> _What you are asked to do_:
All lines in which the word "poškození" occurs are to be extracted.

> _Data lines_:
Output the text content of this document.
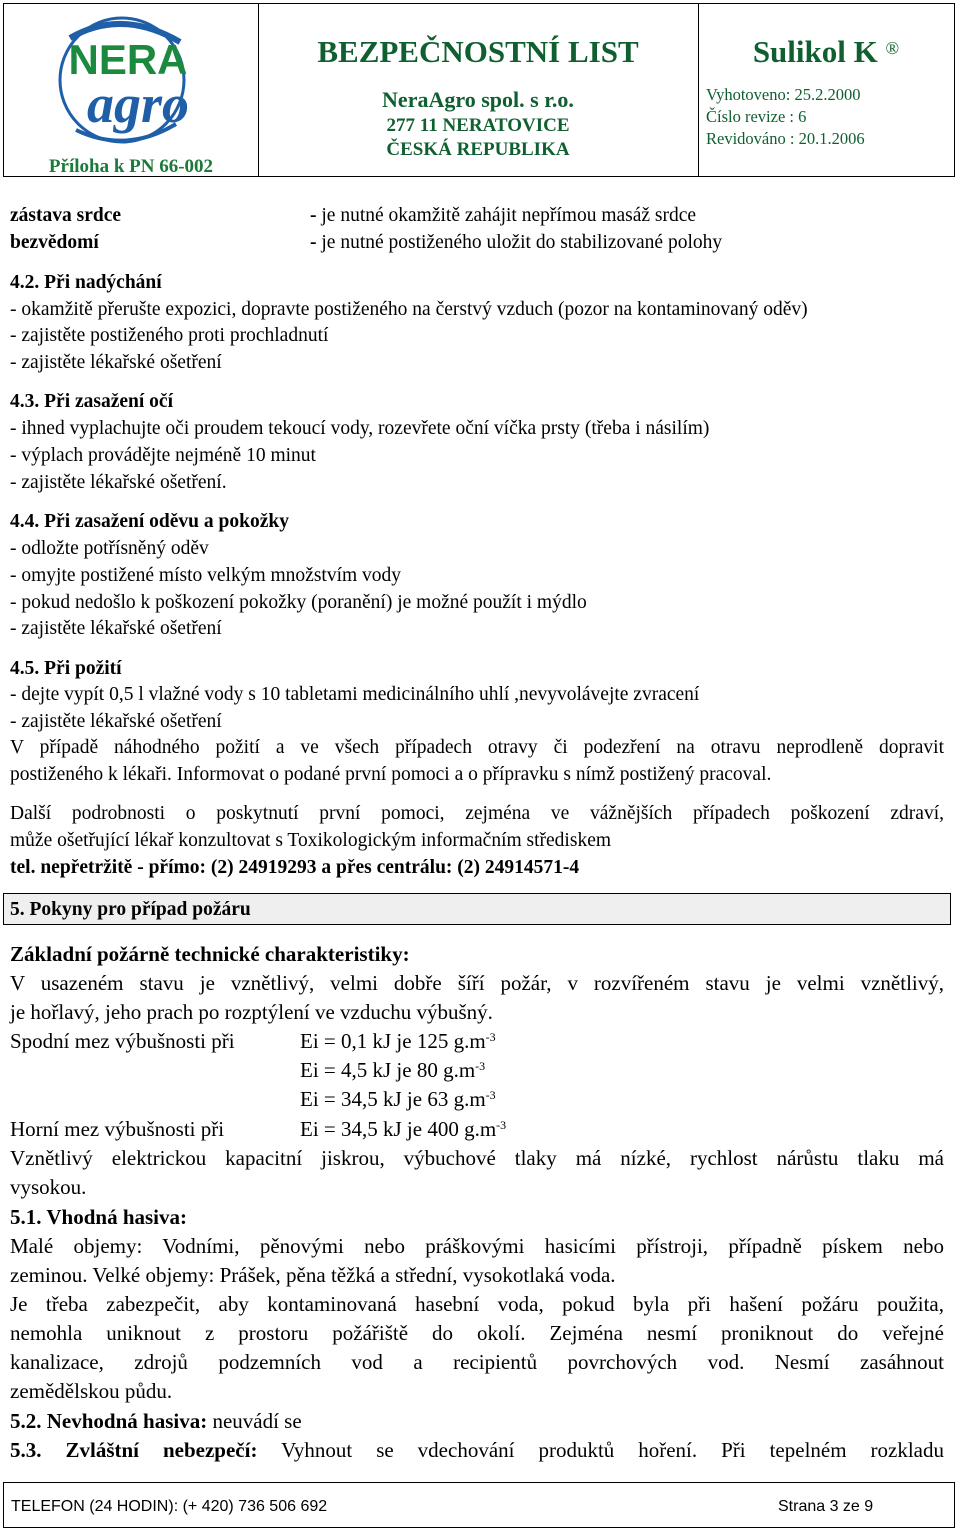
NERA
agro
Příloha k PN 66-002
BEZPEČNOSTNÍ LIST
NeraAgro spol. s r.o.
277 11 NERATOVICE
ČESKÁ REPUBLIKA
Sulikol K ®
Vyhotoveno: 25.2.2000
Číslo revize : 6
Revidováno : 20.1.2006
zástava srdce	- je nutné okamžitě zahájit nepřímou masáž srdce
bezvědomí	- je nutné postiženého uložit do stabilizované polohy
4.2. Při nadýchání
- okamžitě přerušte expozici, dopravte postiženého na čerstvý vzduch (pozor na kontaminovaný oděv)
- zajistěte postiženého proti prochladnutí
- zajistěte lékařské ošetření
4.3. Při zasažení očí
- ihned vyplachujte oči proudem tekoucí vody, rozevřete oční víčka prsty (třeba i násilím)
- výplach provádějte nejméně 10 minut
- zajistěte lékařské ošetření.
4.4. Při zasažení oděvu a pokožky
- odložte potřísněný oděv
- omyjte postižené místo velkým množstvím vody
- pokud nedošlo k poškození pokožky (poranění) je možné použít i mýdlo
- zajistěte lékařské ošetření
4.5. Při požití
- dejte vypít 0,5 l vlažné vody s 10 tabletami medicinálního uhlí ,nevyvolávejte zvracení
- zajistěte lékařské ošetření
V případě náhodného požití a ve všech případech otravy či podezření na otravu neprodleně dopravit
postiženého k lékaři. Informovat o podané první pomoci a o přípravku s nímž postižený pracoval.
Další podrobnosti o poskytnutí první pomoci, zejména ve vážnějších případech poškození zdraví,
může ošetřující lékař konzultovat s Toxikologickým informačním střediskem
tel. nepřetržitě - přímo: (2) 24919293 a přes centrálu: (2) 24914571-4
5. Pokyny pro případ požáru
Základní požárně technické charakteristiky:
V usazeném stavu je vznětlivý, velmi dobře šíří požár, v rozvířeném stavu je velmi vznětlivý,
je hořlavý, jeho prach po rozptýlení ve vzduchu výbušný.
Spodní mez výbušnosti při	Ei = 0,1 kJ je 125 $g.m^{-3}$
Ei = 4,5 kJ je 80 $g.m^{-3}$
Ei = 34,5 kJ je 63 $g.m^{-3}$
Horní mez výbušnosti při	Ei = 34,5 kJ je 400 $g.m^{-3}$
Vznětlivý elektrickou kapacitní jiskrou, výbuchové tlaky má nízké, rychlost nárůstu tlaku má
vysokou.
5.1. Vhodná hasiva:
Malé objemy: Vodními, pěnovými nebo práškovými hasicími přístroji, případně pískem nebo
zeminou. Velké objemy: Prášek, pěna těžká a střední, vysokotlaká voda.
Je třeba zabezpečit, aby kontaminovaná hasební voda, pokud byla při hašení požáru použita,
nemohla uniknout z prostoru požářiště do okolí. Zejména nesmí proniknout do veřejné
kanalizace, zdrojů podzemních vod a recipientů povrchových vod. Nesmí zasáhnout
zemědělskou půdu.
5.2. Nevhodná hasiva: neuvádí se
5.3. Zvláštní nebezpečí: Vyhnout se vdechování produktů hoření. Při tepelném rozkladu
TELEFON (24 HODIN): (+ 420) 736 506 692	Strana 3 ze 9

> _Output of the exercise_:
- pokud nedošlo k poškození pokožky (poranění) je možné použít i mýdlo
Další podrobnosti o poskytnutí první pomoci, zejména ve vážnějších případech poškození zdraví,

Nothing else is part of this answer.